> [Task prompt]: Take every line that has the string "active" and copy it out.
**** The input ****
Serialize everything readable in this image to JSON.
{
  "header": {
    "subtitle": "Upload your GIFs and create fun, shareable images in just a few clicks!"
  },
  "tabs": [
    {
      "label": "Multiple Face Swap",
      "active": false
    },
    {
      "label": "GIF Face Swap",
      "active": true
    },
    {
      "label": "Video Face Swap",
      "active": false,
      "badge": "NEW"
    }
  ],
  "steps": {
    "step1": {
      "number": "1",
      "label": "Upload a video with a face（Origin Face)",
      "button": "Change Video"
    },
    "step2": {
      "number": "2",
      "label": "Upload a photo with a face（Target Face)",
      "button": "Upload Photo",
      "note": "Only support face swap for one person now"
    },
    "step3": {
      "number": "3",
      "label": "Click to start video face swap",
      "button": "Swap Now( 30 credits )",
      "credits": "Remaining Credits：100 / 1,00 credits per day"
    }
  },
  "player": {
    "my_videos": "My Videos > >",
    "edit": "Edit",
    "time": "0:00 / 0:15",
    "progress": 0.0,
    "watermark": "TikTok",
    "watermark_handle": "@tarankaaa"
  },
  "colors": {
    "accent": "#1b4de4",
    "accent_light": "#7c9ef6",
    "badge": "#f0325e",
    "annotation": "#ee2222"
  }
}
****
> [Complete answer]:
      "active": false
      "active": true
      "active": false,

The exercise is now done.